Take every line from the listing below that includes "name" and copy it.

Data rows –
(begin)

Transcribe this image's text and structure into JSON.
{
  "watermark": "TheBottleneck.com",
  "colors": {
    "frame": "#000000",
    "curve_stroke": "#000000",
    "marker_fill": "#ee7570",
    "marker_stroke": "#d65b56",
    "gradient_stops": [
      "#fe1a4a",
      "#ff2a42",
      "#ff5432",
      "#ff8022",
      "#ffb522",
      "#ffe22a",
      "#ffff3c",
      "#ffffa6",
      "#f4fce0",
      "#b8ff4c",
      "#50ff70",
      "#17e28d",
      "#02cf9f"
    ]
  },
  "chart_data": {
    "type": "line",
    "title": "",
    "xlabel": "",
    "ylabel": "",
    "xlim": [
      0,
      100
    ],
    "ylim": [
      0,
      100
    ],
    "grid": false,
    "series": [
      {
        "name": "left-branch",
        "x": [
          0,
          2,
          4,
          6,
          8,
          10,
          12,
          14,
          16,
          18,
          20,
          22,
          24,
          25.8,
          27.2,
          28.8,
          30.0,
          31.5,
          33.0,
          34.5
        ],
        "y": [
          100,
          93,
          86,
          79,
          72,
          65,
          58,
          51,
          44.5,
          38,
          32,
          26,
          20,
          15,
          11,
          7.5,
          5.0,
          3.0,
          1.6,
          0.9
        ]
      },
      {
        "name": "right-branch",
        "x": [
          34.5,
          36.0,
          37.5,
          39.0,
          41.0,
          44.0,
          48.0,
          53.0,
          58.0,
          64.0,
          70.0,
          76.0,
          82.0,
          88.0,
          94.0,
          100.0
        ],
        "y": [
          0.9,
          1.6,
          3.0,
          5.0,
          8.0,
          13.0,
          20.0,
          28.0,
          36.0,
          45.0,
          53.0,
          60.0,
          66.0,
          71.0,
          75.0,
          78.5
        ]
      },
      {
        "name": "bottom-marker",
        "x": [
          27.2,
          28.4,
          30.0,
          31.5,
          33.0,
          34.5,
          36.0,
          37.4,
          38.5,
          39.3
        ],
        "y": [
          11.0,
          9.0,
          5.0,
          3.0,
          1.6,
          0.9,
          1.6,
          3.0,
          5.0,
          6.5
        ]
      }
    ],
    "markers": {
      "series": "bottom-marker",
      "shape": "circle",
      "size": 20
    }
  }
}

(end)

Task output –
        "name": "left-branch",
        "name": "right-branch",
        "name": "bottom-marker",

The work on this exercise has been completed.